-- What you need to do --
Of all the lines in the material, how many include the word "crest"? Reply with the number alone.

Dataset rows about figures
## BEGIN
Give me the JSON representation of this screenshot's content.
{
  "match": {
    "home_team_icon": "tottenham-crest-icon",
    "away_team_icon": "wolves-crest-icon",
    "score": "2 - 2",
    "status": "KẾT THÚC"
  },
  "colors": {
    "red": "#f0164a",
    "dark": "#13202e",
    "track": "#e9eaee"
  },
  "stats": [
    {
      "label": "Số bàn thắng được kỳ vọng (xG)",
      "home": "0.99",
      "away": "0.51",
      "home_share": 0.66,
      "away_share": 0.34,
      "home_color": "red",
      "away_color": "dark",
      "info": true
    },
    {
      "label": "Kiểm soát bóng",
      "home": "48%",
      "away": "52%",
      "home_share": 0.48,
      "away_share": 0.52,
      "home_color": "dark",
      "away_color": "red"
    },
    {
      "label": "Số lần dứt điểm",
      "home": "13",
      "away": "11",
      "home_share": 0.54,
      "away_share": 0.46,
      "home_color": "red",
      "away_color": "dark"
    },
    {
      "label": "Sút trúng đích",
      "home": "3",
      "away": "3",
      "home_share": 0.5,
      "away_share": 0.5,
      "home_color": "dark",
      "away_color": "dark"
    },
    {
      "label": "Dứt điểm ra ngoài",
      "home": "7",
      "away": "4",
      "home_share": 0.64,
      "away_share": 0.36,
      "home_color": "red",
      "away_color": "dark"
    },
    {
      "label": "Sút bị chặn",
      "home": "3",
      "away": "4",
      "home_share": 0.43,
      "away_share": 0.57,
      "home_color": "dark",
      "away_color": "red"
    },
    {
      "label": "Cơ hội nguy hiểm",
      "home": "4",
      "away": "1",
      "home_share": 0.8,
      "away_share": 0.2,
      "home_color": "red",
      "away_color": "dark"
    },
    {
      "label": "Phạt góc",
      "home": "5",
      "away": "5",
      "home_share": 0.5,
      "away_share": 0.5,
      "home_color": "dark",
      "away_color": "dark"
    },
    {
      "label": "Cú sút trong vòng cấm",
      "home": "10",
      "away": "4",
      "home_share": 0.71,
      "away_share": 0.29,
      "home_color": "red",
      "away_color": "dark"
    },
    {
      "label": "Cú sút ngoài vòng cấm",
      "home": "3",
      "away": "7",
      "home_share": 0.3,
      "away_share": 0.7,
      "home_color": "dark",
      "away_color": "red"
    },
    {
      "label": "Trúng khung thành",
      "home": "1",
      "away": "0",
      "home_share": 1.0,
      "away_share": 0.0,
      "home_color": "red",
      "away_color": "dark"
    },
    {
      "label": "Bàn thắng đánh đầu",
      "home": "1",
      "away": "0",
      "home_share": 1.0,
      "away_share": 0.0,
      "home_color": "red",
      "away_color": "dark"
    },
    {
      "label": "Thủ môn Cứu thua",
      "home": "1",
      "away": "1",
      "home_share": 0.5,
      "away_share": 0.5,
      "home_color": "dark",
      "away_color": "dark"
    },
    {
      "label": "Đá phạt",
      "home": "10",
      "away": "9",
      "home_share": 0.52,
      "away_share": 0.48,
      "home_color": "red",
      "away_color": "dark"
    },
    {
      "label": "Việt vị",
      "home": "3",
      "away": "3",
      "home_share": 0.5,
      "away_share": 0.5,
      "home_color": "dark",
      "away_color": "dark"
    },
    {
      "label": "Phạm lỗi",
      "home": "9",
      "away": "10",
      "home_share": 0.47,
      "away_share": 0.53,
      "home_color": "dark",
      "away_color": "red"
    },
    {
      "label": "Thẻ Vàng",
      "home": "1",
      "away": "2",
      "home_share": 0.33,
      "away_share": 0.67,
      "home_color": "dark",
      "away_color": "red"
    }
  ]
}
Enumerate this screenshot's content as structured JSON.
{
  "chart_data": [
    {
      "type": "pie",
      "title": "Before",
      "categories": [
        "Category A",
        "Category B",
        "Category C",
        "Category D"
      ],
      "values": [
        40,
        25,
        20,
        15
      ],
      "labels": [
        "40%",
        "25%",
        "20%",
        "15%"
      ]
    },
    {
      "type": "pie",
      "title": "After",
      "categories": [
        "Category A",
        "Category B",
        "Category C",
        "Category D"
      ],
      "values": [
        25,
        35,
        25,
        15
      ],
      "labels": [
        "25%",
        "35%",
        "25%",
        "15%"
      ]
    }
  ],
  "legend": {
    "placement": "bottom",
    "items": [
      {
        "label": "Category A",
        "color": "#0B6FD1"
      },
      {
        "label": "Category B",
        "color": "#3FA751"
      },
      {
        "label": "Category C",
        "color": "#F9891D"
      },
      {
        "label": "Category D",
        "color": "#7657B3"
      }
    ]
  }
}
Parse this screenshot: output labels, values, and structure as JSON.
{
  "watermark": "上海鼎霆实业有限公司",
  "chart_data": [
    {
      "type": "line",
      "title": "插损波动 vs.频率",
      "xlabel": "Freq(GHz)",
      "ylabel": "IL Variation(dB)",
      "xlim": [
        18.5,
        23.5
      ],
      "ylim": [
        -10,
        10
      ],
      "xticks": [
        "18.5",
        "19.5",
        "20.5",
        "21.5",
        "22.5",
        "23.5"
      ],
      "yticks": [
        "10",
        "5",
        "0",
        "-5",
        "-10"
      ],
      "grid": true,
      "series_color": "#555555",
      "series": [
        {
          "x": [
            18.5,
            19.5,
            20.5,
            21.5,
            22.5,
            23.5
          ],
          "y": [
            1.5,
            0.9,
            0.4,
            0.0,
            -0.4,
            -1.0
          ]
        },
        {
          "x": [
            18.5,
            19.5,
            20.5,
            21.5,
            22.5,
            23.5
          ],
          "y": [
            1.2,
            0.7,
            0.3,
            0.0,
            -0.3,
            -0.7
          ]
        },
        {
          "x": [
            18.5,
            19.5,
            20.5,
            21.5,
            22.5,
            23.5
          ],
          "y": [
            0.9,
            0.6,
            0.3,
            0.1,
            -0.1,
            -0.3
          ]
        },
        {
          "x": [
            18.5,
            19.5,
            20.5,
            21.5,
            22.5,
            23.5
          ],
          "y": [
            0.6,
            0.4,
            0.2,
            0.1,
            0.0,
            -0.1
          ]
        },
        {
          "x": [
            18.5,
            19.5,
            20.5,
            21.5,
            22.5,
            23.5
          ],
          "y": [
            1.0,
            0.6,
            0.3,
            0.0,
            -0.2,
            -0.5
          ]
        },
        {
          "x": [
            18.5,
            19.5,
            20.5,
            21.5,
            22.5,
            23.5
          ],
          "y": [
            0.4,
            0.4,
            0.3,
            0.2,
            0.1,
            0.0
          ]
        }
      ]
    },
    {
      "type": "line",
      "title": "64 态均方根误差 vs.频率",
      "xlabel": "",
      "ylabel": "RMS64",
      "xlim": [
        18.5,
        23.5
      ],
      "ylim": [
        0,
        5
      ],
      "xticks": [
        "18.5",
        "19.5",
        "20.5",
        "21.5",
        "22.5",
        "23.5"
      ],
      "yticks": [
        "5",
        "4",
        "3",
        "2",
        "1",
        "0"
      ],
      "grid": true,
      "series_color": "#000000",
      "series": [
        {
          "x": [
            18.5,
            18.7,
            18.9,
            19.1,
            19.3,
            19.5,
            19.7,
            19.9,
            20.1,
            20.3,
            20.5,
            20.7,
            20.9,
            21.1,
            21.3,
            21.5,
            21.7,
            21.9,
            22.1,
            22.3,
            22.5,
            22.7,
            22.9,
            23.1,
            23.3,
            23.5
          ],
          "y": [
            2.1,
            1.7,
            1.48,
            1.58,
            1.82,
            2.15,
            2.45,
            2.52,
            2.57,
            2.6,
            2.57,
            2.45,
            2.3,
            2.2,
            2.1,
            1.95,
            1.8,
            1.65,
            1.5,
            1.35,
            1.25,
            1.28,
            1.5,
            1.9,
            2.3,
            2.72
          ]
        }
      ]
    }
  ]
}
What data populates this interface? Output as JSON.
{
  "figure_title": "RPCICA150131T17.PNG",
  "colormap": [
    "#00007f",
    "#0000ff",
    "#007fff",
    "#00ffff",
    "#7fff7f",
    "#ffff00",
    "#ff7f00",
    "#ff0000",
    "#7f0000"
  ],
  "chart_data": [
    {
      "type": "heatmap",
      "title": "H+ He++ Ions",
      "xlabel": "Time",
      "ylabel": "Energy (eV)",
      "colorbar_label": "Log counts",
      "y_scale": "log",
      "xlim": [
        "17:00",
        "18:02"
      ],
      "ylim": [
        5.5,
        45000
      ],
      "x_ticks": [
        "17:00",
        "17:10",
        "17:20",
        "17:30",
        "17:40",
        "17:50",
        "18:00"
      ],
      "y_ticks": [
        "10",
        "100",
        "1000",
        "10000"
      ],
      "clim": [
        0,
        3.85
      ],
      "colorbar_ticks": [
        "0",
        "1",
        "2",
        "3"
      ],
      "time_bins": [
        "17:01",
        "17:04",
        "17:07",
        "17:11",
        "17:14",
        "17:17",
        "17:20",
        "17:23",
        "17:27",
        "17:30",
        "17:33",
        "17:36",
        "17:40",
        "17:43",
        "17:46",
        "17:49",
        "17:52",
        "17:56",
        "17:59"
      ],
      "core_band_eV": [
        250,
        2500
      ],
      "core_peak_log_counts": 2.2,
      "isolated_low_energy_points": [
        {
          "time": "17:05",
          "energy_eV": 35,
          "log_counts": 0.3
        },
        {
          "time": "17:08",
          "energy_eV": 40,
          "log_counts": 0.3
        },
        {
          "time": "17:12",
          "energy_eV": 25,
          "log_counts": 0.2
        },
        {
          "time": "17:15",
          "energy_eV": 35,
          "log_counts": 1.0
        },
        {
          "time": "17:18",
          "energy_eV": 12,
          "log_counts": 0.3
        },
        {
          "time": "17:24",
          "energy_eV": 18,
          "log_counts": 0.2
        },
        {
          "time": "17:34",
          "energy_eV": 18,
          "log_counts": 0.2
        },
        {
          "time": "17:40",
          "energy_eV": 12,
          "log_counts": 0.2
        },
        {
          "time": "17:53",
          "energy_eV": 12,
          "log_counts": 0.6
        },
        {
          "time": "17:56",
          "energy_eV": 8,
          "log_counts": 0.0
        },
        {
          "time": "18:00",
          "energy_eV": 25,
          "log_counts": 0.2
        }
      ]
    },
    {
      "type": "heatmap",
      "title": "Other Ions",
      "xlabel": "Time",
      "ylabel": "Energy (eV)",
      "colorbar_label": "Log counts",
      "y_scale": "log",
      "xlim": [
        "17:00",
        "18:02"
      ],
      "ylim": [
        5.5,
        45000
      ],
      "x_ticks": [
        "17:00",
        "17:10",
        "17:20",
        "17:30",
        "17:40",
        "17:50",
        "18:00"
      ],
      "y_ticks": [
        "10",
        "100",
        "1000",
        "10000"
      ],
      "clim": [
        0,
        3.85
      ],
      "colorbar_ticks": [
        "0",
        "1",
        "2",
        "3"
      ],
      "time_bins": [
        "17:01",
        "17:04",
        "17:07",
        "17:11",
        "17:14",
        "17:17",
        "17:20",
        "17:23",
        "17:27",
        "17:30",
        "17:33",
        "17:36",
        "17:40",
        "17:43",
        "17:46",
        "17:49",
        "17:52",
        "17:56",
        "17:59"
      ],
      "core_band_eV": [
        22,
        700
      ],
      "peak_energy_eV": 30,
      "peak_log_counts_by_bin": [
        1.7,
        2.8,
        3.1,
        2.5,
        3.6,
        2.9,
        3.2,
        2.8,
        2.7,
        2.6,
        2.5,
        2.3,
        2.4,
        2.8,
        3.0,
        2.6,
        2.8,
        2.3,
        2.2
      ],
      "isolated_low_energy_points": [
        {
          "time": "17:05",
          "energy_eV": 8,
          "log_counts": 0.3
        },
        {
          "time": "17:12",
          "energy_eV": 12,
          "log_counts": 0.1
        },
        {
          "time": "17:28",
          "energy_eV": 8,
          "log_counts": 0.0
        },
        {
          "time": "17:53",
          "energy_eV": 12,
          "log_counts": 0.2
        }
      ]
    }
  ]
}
## END
-- Task solution --
2